→ WHAT YOU NEED TO DO:
Write every line of the material out exactly as shown.

---------- DATASET

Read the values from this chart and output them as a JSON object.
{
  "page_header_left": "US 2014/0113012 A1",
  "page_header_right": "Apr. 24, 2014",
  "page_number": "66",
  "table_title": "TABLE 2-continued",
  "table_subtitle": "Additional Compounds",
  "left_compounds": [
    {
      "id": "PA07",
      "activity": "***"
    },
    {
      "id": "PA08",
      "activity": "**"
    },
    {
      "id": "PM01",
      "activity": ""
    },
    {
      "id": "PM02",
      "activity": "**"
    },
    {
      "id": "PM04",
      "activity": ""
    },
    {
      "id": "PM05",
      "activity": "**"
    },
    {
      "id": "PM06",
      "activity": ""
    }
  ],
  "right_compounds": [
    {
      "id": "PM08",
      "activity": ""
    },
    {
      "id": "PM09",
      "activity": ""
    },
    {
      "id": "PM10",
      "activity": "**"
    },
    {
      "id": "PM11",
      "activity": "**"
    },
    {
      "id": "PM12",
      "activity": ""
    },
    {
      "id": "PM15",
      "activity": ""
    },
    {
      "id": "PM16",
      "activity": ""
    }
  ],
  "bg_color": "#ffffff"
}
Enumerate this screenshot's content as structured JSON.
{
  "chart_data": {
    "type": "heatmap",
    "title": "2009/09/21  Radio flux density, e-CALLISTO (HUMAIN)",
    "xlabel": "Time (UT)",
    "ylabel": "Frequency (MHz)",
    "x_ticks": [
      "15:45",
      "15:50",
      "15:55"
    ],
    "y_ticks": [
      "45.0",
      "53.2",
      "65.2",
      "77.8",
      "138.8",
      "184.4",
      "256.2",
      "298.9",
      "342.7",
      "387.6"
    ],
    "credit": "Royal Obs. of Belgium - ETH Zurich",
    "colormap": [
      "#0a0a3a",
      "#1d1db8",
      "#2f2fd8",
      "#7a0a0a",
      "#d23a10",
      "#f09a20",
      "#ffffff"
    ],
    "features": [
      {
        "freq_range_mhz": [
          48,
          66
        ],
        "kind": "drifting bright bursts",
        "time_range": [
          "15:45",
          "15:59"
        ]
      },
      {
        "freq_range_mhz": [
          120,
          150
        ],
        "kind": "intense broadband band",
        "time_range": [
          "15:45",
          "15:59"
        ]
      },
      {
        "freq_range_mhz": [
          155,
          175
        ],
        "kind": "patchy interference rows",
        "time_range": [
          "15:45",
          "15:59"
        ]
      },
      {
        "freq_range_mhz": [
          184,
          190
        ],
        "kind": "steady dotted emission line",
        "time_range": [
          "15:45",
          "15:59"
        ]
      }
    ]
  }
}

--------------------

→ RESPONSE FOR THIS EXERCISE:
Read the values from this chart and output them as a JSON object.
{
  "page_header_left": "US 2014/0113012 A1",
  "page_header_right": "Apr. 24, 2014",
  "page_number": "66",
  "table_title": "TABLE 2-continued",
  "table_subtitle": "Additional Compounds",
  "left_compounds": [
    {
      "id": "PA07",
      "activity": "***"
    },
    {
      "id": "PA08",
      "activity": "**"
    },
    {
      "id": "PM01",
      "activity": ""
    },
    {
      "id": "PM02",
      "activity": "**"
    },
    {
      "id": "PM04",
      "activity": ""
    },
    {
      "id": "PM05",
      "activity": "**"
    },
    {
      "id": "PM06",
      "activity": ""
    }
  ],
  "right_compounds": [
    {
      "id": "PM08",
      "activity": ""
    },
    {
      "id": "PM09",
      "activity": ""
    },
    {
      "id": "PM10",
      "activity": "**"
    },
    {
      "id": "PM11",
      "activity": "**"
    },
    {
      "id": "PM12",
      "activity": ""
    },
    {
      "id": "PM15",
      "activity": ""
    },
    {
      "id": "PM16",
      "activity": ""
    }
  ],
  "bg_color": "#ffffff"
}
Enumerate this screenshot's content as structured JSON.
{
  "chart_data": {
    "type": "heatmap",
    "title": "2009/09/21  Radio flux density, e-CALLISTO (HUMAIN)",
    "xlabel": "Time (UT)",
    "ylabel": "Frequency (MHz)",
    "x_ticks": [
      "15:45",
      "15:50",
      "15:55"
    ],
    "y_ticks": [
      "45.0",
      "53.2",
      "65.2",
      "77.8",
      "138.8",
      "184.4",
      "256.2",
      "298.9",
      "342.7",
      "387.6"
    ],
    "credit": "Royal Obs. of Belgium - ETH Zurich",
    "colormap": [
      "#0a0a3a",
      "#1d1db8",
      "#2f2fd8",
      "#7a0a0a",
      "#d23a10",
      "#f09a20",
      "#ffffff"
    ],
    "features": [
      {
        "freq_range_mhz": [
          48,
          66
        ],
        "kind": "drifting bright bursts",
        "time_range": [
          "15:45",
          "15:59"
        ]
      },
      {
        "freq_range_mhz": [
          120,
          150
        ],
        "kind": "intense broadband band",
        "time_range": [
          "15:45",
          "15:59"
        ]
      },
      {
        "freq_range_mhz": [
          155,
          175
        ],
        "kind": "patchy interference rows",
        "time_range": [
          "15:45",
          "15:59"
        ]
      },
      {
        "freq_range_mhz": [
          184,
          190
        ],
        "kind": "steady dotted emission line",
        "time_range": [
          "15:45",
          "15:59"
        ]
      }
    ]
  }
}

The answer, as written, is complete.